Start of Excerpted passage

OQ-1: Tool-Level Identity Propagation — RESOLVED

Resolution: Not needed in the architecture. Each system has one owner — the Agent Loop always runs as that owner (D151). Multi-actor collaboration is system-to-system: collaborators bring their own systems and access shared Memory through Auth, not as users within your system. There are no users, only owners. If a future capability phase introduces delegated agents acting within the system, identity propagation becomes relevant — design it then, not now.

OQ-2: Outbound Data Flow to External Tools — RESOLVED

Resolution: In the architecture, tool availability is the outbound data control. The owner chooses which tools are enabled (D109) — if you enable an external tool, you've accepted that the model may send data to it. The model decides what to include in each tool call, but can only call tools the owner made available. Fine-grained outbound policies (per-tool data restrictions, content filtering, "never send financial data to this tool") are implementation features, not an architecture concern.

End of Excerpted passage
Start of Provided information

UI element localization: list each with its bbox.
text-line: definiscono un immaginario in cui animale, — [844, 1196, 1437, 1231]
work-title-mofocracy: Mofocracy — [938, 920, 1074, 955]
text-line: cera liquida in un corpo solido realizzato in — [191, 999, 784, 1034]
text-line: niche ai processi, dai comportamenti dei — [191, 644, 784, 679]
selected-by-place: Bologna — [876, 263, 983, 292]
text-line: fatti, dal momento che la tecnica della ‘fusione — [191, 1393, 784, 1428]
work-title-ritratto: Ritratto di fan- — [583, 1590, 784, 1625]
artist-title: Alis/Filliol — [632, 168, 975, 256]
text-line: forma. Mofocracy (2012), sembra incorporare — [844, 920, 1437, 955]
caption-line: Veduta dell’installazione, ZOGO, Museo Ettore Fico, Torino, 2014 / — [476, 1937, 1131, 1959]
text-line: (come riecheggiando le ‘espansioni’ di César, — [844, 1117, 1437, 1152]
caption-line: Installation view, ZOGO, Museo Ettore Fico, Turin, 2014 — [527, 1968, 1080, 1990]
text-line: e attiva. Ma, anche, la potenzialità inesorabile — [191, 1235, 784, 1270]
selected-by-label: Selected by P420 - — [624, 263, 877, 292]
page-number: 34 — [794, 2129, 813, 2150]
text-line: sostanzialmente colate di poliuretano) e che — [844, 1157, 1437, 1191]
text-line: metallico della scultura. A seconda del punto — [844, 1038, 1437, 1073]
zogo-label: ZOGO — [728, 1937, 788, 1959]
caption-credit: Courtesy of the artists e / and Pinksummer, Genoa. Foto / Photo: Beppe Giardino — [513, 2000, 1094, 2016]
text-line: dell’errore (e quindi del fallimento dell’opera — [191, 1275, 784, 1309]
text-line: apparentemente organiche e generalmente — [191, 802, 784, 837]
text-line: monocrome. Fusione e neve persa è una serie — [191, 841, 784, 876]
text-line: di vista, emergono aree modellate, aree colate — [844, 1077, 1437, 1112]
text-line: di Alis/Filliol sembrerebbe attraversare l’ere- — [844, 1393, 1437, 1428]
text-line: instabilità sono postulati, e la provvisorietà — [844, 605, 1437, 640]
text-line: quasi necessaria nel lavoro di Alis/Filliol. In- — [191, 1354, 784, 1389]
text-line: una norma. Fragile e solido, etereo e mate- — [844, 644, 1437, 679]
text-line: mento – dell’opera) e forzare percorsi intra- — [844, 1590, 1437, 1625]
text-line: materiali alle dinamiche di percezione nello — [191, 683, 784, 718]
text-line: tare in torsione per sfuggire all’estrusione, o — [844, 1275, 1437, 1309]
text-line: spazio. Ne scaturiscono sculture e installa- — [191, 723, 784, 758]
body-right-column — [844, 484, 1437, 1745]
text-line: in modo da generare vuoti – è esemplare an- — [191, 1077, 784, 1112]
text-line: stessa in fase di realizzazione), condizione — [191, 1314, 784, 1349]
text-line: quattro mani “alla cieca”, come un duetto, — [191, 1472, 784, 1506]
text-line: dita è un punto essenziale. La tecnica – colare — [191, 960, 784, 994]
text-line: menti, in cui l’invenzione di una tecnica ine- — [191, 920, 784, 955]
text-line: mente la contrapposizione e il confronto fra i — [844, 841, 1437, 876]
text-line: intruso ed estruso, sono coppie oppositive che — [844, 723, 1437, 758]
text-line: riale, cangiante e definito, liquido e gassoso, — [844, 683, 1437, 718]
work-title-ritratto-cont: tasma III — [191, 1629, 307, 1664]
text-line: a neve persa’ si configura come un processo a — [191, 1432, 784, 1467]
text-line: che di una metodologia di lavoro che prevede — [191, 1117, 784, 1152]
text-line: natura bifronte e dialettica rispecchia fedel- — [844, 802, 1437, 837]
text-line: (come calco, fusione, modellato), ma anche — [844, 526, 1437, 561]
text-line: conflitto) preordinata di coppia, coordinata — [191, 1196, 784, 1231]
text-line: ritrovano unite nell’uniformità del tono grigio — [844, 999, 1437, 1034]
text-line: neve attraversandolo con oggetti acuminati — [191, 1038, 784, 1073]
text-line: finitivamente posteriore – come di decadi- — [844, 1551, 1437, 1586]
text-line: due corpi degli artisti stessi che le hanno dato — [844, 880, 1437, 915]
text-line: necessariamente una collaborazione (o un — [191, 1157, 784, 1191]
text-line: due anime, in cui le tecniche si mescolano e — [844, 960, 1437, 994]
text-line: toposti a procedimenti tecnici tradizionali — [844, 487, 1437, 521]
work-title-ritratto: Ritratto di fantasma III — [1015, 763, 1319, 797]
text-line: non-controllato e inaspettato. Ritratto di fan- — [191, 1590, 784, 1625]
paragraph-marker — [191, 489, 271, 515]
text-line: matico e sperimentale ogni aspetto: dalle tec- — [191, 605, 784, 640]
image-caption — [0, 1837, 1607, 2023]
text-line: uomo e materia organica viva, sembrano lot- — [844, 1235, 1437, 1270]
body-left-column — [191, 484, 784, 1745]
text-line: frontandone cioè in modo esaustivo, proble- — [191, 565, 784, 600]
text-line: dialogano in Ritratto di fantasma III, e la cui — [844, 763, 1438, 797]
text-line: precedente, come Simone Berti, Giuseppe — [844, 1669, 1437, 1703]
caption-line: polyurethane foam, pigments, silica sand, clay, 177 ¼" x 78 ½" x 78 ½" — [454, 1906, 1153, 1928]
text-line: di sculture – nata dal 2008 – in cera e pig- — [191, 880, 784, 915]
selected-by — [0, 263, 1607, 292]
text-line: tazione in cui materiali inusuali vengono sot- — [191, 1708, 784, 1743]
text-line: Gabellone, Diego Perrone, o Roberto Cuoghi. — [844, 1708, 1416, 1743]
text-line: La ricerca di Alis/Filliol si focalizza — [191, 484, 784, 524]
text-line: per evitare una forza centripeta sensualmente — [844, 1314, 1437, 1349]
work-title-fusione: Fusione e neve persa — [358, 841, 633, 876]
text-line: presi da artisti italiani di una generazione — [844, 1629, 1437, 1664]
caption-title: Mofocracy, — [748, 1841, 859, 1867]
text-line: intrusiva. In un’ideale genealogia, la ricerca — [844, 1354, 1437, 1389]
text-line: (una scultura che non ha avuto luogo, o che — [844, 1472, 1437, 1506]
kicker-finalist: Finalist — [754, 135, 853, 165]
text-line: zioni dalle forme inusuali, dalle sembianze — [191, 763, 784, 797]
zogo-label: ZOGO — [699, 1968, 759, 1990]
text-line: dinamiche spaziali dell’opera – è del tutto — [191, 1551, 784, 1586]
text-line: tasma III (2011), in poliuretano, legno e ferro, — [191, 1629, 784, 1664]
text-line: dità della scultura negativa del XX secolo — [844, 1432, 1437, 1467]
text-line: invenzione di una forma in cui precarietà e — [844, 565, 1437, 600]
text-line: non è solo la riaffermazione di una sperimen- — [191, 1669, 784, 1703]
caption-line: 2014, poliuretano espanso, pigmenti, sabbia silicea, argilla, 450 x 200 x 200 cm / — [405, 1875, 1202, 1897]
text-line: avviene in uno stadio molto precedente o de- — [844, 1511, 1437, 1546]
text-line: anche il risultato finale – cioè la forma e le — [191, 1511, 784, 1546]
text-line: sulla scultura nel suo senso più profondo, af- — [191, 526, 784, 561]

End of Provided information

→ **Problem statement**: From the excerpt on resolved open questions, echo the stretch from "Resolution: Not needed" through "then, not now.", word for word. You won't need the lines above for anything here.

→ **Written solution**:
Resolution: Not needed in the architecture. Each system has one owner — the Agent Loop always runs as that owner (D151). Multi-actor collaboration is system-to-system: collaborators bring their own systems and access shared Memory through Auth, not as users within your system. There are no users, only owners. If a future capability phase introduces delegated agents acting within the system, identity propagation becomes relevant — design it then, not now.